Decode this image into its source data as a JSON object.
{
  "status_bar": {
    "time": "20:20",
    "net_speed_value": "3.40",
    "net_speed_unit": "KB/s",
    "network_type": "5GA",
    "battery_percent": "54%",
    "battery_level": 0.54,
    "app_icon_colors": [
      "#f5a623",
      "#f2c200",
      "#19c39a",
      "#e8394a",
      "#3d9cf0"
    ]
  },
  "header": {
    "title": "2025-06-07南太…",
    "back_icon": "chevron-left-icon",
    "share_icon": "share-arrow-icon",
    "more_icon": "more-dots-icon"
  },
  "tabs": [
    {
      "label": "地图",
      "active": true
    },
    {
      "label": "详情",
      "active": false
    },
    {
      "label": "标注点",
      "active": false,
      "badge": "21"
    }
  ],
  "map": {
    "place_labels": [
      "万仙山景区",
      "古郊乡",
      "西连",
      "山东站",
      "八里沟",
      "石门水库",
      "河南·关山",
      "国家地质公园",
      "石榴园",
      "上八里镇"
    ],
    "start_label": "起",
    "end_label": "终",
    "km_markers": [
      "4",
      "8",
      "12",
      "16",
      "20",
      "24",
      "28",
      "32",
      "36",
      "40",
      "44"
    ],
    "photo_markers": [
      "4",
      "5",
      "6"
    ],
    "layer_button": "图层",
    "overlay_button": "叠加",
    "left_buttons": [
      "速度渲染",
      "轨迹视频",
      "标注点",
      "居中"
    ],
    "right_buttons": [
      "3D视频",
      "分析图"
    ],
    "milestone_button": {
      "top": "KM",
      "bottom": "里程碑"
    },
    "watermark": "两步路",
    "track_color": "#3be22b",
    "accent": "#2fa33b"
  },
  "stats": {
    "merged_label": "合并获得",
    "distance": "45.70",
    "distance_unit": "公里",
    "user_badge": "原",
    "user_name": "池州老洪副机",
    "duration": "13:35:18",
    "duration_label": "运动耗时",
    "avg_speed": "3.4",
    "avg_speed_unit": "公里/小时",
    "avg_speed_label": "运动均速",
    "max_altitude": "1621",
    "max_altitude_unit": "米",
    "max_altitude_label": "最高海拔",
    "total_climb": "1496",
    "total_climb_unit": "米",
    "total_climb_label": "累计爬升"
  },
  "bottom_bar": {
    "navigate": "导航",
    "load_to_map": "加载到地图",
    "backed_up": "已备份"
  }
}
◇ ◇ ◇
### What the task requires
Each record must be returned exactly as it is written.

### Solved problem
Decode this image into its source data as a JSON object.
{
  "status_bar": {
    "time": "20:20",
    "net_speed_value": "3.40",
    "net_speed_unit": "KB/s",
    "network_type": "5GA",
    "battery_percent": "54%",
    "battery_level": 0.54,
    "app_icon_colors": [
      "#f5a623",
      "#f2c200",
      "#19c39a",
      "#e8394a",
      "#3d9cf0"
    ]
  },
  "header": {
    "title": "2025-06-07南太…",
    "back_icon": "chevron-left-icon",
    "share_icon": "share-arrow-icon",
    "more_icon": "more-dots-icon"
  },
  "tabs": [
    {
      "label": "地图",
      "active": true
    },
    {
      "label": "详情",
      "active": false
    },
    {
      "label": "标注点",
      "active": false,
      "badge": "21"
    }
  ],
  "map": {
    "place_labels": [
      "万仙山景区",
      "古郊乡",
      "西连",
      "山东站",
      "八里沟",
      "石门水库",
      "河南·关山",
      "国家地质公园",
      "石榴园",
      "上八里镇"
    ],
    "start_label": "起",
    "end_label": "终",
    "km_markers": [
      "4",
      "8",
      "12",
      "16",
      "20",
      "24",
      "28",
      "32",
      "36",
      "40",
      "44"
    ],
    "photo_markers": [
      "4",
      "5",
      "6"
    ],
    "layer_button": "图层",
    "overlay_button": "叠加",
    "left_buttons": [
      "速度渲染",
      "轨迹视频",
      "标注点",
      "居中"
    ],
    "right_buttons": [
      "3D视频",
      "分析图"
    ],
    "milestone_button": {
      "top": "KM",
      "bottom": "里程碑"
    },
    "watermark": "两步路",
    "track_color": "#3be22b",
    "accent": "#2fa33b"
  },
  "stats": {
    "merged_label": "合并获得",
    "distance": "45.70",
    "distance_unit": "公里",
    "user_badge": "原",
    "user_name": "池州老洪副机",
    "duration": "13:35:18",
    "duration_label": "运动耗时",
    "avg_speed": "3.4",
    "avg_speed_unit": "公里/小时",
    "avg_speed_label": "运动均速",
    "max_altitude": "1621",
    "max_altitude_unit": "米",
    "max_altitude_label": "最高海拔",
    "total_climb": "1496",
    "total_climb_unit": "米",
    "total_climb_label": "累计爬升"
  },
  "bottom_bar": {
    "navigate": "导航",
    "load_to_map": "加载到地图",
    "backed_up": "已备份"
  }
}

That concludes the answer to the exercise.